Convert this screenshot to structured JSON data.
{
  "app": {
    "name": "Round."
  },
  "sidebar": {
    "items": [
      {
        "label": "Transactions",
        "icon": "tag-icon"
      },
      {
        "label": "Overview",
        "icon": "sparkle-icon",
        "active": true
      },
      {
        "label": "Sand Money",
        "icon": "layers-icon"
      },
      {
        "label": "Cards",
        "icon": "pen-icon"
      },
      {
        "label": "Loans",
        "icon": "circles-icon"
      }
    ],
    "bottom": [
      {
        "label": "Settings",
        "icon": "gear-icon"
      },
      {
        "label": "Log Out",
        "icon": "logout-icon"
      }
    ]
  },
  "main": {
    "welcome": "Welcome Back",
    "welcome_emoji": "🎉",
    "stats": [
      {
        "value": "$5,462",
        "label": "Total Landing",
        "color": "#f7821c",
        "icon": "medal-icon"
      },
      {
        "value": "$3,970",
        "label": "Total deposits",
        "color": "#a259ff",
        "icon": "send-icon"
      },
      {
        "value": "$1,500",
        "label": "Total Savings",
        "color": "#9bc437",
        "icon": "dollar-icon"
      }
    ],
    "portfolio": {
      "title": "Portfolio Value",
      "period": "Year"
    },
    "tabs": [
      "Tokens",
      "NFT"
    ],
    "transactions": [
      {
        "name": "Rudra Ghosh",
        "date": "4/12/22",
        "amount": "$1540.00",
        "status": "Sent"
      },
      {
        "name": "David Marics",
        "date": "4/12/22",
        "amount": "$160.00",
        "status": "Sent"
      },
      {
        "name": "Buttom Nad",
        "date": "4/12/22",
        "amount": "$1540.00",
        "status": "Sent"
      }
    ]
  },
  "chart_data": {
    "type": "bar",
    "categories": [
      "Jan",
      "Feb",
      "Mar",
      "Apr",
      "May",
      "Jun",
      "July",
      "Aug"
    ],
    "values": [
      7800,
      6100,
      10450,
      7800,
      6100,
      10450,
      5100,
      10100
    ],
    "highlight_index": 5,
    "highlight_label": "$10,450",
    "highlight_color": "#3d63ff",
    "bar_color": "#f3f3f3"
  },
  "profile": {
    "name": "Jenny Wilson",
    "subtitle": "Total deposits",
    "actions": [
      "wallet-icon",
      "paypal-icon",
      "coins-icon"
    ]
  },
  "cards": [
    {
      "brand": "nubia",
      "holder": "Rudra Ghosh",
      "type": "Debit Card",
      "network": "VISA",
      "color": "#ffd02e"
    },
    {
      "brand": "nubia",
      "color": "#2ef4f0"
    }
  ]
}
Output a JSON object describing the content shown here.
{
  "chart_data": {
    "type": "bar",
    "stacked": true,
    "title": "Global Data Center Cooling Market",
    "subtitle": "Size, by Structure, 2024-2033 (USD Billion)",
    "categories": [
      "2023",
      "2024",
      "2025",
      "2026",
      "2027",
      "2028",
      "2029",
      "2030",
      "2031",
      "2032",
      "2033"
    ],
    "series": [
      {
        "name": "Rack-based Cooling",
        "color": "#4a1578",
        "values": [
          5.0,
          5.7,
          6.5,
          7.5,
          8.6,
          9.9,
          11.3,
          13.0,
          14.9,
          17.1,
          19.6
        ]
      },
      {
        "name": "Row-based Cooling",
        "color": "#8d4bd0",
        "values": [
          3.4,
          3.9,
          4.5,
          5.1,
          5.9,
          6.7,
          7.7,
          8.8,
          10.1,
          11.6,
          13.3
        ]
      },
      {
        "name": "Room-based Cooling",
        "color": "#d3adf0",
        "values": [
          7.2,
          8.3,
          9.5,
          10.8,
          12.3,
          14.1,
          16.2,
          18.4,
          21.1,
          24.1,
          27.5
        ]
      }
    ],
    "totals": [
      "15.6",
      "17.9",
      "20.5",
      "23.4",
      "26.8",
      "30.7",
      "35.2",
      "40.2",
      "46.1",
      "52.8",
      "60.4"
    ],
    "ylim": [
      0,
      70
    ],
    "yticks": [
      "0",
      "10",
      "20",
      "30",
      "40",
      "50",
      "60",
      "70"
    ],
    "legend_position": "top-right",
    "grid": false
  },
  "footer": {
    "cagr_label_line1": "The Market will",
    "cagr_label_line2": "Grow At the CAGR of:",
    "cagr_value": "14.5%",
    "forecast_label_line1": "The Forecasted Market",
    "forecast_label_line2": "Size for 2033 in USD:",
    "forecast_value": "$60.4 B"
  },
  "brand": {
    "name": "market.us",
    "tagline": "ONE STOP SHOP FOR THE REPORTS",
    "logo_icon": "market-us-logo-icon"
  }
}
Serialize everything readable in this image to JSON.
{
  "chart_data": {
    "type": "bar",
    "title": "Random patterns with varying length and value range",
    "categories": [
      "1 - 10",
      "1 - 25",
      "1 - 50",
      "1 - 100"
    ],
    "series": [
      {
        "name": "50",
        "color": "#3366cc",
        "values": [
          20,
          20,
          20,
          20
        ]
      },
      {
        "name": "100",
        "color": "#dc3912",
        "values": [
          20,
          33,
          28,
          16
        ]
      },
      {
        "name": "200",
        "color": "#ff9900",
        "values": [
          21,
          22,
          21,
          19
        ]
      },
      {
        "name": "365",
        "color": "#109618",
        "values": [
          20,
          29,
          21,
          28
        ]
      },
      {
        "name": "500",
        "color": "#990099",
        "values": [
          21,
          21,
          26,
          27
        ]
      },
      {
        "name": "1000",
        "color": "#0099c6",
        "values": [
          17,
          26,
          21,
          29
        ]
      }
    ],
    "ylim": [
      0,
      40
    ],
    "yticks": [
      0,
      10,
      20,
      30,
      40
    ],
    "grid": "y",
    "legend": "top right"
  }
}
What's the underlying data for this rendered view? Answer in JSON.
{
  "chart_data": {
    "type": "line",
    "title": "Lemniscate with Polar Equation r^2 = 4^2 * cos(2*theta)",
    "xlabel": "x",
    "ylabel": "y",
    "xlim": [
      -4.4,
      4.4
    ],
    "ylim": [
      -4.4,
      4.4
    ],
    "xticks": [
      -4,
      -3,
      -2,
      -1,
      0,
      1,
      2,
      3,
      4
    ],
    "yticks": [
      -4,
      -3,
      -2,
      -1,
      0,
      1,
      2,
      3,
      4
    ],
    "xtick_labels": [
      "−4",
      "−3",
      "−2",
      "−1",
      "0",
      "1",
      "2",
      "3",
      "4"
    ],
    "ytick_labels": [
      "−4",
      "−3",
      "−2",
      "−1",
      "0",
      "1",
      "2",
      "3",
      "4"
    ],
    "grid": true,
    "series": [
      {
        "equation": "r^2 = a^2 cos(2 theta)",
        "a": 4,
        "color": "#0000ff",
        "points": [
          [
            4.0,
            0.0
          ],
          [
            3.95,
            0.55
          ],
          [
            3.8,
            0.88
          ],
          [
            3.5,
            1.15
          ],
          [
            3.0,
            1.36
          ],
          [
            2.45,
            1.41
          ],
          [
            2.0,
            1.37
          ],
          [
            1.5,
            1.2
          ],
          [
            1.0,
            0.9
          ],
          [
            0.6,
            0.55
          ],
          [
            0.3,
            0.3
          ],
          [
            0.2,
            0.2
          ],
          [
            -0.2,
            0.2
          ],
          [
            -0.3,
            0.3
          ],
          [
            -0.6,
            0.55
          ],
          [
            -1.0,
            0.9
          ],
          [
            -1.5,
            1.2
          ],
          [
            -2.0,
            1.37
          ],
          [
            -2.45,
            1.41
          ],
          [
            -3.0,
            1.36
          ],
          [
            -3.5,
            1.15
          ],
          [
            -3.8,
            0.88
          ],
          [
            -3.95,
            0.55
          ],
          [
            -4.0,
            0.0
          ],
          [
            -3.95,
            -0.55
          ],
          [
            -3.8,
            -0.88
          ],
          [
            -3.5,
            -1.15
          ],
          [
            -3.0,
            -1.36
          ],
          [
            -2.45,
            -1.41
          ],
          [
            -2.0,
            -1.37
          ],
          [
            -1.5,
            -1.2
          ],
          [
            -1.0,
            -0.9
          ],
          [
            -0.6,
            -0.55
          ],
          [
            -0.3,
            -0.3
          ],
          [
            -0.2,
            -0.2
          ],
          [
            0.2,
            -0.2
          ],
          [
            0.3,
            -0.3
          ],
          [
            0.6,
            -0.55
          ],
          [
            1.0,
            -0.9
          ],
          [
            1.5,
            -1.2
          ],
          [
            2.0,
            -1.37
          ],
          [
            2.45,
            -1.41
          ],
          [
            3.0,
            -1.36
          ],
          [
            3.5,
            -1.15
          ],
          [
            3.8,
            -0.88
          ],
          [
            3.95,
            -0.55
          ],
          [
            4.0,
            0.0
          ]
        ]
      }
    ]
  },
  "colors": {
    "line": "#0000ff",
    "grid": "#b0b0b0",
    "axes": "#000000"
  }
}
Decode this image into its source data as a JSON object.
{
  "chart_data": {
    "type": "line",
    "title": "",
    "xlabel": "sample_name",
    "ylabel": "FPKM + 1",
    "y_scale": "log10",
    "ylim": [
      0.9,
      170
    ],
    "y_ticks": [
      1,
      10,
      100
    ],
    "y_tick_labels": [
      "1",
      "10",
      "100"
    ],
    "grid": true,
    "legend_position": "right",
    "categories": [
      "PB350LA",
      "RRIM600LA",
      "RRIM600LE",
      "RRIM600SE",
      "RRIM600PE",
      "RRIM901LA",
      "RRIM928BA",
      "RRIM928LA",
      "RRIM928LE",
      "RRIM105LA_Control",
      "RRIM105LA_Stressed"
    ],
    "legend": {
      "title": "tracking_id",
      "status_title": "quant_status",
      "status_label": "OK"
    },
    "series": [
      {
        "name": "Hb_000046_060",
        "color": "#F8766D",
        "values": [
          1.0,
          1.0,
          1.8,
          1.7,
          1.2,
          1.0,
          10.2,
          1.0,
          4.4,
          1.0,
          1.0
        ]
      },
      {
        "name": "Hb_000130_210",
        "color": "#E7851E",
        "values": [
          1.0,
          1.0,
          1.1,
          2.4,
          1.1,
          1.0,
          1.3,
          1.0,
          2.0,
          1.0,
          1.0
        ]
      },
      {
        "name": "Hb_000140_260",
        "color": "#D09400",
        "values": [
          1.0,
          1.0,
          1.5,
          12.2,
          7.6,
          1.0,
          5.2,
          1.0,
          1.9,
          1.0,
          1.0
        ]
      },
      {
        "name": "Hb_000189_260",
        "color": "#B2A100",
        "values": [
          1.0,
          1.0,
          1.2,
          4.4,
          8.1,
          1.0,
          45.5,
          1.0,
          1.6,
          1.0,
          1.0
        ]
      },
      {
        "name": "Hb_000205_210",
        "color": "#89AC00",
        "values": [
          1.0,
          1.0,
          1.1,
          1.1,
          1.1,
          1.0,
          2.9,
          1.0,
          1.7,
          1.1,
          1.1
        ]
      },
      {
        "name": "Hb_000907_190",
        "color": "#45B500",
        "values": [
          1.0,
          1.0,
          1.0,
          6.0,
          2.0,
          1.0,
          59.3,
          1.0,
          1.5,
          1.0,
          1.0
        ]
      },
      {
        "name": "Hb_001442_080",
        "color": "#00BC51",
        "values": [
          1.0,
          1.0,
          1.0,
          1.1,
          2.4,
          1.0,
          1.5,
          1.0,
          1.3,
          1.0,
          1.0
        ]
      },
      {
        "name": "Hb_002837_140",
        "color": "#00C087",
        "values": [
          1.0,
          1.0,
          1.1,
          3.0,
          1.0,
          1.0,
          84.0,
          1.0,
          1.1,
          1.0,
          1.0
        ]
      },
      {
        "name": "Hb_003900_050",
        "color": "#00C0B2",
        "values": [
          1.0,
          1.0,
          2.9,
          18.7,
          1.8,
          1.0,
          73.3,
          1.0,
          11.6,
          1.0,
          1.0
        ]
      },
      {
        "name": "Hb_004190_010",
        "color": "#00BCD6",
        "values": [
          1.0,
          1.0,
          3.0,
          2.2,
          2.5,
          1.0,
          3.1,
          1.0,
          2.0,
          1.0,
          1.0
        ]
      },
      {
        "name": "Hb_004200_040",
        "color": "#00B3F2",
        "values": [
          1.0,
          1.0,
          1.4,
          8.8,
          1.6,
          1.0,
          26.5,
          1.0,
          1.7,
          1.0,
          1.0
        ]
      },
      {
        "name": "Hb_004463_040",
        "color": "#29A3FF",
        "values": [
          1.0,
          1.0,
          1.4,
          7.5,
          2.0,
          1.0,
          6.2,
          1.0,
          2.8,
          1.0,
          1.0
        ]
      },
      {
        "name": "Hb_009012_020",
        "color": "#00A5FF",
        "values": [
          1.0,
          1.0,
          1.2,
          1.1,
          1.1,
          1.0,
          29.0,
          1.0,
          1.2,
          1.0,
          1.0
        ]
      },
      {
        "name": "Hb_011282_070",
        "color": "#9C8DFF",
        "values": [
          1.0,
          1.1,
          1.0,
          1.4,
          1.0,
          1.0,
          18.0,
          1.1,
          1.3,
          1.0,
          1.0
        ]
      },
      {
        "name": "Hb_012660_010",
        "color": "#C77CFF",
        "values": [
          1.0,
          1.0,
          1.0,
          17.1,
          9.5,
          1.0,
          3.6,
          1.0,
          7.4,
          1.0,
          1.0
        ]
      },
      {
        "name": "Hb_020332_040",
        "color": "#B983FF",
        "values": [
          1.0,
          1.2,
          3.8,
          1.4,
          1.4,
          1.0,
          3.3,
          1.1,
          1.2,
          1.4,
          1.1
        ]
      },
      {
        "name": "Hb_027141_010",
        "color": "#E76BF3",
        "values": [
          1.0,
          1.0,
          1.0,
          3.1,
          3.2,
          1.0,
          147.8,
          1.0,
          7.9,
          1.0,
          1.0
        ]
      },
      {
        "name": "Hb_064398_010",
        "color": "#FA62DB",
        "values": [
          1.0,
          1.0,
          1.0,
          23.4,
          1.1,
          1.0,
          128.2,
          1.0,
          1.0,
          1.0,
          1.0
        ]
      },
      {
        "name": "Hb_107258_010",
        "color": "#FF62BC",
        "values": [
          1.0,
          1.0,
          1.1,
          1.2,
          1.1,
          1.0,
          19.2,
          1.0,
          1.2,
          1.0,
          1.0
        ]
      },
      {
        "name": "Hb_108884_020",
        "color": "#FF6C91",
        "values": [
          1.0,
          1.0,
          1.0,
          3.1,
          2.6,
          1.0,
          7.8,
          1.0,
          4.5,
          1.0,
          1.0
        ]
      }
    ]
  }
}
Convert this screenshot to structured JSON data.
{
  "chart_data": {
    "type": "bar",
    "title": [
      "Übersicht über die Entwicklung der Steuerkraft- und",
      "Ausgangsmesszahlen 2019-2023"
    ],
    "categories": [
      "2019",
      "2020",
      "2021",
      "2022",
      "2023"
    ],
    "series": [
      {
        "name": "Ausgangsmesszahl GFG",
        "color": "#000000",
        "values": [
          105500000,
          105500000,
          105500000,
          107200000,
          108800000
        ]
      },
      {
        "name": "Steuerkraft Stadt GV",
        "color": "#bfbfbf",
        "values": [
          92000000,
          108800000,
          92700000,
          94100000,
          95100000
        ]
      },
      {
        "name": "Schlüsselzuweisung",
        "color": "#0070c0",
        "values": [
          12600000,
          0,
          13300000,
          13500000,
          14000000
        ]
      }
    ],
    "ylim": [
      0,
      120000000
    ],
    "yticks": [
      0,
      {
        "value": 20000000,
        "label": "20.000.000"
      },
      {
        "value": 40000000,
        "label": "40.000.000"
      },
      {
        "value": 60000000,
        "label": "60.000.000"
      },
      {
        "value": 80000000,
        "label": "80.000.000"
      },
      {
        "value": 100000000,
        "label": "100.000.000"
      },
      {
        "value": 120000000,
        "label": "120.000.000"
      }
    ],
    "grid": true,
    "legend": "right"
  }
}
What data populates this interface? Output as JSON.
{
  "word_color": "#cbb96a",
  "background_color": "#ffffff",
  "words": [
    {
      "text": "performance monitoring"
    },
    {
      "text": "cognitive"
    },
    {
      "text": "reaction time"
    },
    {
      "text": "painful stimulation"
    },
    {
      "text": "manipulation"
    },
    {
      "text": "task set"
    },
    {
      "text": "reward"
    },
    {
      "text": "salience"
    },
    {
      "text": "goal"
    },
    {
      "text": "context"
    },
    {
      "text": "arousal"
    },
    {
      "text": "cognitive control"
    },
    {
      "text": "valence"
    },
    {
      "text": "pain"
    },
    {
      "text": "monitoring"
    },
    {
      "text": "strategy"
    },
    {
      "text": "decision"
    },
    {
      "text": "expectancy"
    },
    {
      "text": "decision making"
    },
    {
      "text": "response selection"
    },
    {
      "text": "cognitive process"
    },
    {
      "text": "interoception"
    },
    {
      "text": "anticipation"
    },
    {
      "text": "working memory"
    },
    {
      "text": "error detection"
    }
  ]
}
○ ○ ○ ○
• _AIM OF THE TASK_
From the listing above, find the number of lines with the word "monitoring" in them. Answer with the number only.

• _CORRECT RESPONSE_
2